▶ _Records from a collection_
= = = = = = =
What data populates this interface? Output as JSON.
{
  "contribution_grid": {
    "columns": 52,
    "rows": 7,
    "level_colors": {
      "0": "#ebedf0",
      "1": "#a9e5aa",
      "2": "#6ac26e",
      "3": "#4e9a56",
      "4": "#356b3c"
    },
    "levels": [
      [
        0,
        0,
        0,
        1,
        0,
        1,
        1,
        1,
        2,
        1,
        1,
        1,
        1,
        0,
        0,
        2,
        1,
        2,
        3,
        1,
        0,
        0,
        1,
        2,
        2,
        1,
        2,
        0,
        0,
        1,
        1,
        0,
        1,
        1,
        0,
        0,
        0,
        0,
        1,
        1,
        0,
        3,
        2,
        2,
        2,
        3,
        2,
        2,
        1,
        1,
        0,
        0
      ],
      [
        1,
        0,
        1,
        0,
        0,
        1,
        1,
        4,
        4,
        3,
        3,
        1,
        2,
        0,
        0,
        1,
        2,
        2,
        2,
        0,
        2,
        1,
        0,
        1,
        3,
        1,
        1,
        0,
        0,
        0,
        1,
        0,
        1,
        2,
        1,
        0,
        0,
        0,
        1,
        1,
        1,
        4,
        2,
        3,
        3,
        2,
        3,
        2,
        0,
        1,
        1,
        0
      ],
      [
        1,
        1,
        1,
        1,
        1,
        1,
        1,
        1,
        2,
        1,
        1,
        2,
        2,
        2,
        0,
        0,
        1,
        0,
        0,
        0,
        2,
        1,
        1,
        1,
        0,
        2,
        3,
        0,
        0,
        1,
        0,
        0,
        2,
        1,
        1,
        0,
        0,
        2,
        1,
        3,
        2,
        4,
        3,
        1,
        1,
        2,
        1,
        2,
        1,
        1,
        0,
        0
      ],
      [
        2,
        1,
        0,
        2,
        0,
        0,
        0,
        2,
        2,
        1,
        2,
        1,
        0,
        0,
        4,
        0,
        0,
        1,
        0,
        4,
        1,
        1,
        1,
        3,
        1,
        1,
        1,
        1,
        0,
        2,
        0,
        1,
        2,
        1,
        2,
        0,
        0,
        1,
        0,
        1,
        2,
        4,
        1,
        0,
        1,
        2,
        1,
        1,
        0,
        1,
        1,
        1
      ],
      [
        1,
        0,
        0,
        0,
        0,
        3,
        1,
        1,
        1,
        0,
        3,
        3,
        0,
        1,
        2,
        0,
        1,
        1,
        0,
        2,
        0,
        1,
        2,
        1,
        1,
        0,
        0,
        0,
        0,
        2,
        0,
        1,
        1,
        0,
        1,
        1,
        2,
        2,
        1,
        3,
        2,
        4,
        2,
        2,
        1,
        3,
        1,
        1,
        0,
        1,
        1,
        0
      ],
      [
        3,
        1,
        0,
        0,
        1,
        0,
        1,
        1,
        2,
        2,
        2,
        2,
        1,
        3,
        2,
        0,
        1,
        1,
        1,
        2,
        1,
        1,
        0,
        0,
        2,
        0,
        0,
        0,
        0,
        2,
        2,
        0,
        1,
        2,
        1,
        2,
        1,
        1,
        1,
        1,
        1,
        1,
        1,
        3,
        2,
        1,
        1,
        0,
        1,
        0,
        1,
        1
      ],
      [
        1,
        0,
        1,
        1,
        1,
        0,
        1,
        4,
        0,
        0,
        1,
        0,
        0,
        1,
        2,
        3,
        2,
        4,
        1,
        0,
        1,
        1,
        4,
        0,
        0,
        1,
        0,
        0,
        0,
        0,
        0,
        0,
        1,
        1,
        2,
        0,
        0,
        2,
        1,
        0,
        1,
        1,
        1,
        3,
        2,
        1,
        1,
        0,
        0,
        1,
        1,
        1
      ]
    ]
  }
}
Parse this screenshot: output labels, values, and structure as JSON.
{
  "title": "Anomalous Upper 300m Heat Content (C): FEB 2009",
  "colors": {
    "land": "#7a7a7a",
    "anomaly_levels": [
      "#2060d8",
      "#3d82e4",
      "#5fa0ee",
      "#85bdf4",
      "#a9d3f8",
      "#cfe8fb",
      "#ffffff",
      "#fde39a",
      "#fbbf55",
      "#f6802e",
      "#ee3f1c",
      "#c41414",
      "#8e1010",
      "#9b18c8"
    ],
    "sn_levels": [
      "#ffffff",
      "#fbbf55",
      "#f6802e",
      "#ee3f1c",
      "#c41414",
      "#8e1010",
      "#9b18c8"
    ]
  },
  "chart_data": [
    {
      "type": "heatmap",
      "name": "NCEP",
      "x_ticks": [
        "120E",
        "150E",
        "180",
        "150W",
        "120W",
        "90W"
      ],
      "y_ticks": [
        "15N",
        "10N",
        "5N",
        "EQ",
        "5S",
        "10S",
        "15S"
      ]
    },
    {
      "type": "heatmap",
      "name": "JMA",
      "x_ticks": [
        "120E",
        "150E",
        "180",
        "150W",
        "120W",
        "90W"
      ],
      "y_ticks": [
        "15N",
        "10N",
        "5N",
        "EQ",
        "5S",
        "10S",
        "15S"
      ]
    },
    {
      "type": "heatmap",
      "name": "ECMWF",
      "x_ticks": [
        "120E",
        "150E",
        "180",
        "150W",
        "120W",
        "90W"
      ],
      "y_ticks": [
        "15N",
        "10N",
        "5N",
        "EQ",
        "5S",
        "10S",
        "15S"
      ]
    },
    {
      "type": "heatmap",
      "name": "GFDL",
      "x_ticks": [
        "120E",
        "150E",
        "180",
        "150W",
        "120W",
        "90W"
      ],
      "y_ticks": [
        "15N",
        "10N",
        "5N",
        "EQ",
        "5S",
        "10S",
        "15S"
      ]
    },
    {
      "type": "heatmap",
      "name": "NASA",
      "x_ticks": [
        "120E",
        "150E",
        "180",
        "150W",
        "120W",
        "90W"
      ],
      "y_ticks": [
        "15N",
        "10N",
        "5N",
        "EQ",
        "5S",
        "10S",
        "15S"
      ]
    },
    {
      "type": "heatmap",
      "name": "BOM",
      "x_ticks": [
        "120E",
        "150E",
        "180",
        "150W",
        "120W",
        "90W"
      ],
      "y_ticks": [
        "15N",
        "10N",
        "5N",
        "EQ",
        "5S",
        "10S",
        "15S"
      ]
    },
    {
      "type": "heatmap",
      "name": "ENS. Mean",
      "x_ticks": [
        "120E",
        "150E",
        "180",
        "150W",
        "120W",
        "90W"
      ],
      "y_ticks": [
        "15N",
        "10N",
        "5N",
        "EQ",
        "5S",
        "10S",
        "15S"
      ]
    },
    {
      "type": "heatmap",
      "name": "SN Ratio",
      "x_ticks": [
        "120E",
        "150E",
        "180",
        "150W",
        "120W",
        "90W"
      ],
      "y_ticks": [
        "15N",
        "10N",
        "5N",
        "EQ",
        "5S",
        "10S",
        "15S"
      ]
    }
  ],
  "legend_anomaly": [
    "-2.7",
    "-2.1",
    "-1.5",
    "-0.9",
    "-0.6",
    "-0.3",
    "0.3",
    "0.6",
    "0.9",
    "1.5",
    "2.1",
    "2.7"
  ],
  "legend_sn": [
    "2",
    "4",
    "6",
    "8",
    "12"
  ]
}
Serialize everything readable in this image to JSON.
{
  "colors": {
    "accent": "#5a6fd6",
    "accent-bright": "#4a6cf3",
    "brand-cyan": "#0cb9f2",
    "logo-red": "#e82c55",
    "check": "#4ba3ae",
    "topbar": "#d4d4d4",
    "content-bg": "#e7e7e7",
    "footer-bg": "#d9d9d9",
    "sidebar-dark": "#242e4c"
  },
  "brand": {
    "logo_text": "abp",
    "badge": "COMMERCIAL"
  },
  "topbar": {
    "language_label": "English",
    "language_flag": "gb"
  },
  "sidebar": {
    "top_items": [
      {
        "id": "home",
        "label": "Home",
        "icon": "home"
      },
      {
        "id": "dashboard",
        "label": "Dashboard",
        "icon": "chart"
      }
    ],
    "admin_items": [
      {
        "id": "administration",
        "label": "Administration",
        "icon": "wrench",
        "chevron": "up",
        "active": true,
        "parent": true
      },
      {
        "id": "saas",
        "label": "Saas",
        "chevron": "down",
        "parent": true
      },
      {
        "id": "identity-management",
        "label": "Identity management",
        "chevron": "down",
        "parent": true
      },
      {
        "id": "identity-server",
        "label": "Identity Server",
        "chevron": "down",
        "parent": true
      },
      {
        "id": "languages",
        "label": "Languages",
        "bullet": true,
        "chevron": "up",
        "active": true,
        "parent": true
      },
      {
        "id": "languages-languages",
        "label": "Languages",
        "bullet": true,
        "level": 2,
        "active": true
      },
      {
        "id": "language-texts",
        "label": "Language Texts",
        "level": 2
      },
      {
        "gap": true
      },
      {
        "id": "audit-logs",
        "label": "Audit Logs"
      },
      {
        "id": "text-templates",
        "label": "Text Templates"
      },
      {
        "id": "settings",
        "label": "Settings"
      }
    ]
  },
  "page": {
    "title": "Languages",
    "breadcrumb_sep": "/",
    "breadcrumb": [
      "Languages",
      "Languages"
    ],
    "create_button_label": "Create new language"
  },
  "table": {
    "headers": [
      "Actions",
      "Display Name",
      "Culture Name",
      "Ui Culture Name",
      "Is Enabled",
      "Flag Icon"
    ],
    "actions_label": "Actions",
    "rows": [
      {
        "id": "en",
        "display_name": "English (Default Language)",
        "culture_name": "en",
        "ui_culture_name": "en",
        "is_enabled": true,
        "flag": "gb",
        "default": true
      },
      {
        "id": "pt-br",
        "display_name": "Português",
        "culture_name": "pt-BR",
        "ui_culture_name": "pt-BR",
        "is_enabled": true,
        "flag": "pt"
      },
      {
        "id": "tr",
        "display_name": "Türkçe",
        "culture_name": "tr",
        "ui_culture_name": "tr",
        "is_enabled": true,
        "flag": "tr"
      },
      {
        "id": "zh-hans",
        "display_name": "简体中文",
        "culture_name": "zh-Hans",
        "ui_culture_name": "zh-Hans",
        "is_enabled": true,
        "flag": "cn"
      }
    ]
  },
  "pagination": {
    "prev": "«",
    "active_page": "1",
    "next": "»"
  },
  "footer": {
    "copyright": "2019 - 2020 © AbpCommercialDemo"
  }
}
= = = = = = =
▶ _The task_
Of all the lines in the listing above, how many include "JSON"? Write only the number.

▶ _Result for this exercise_
3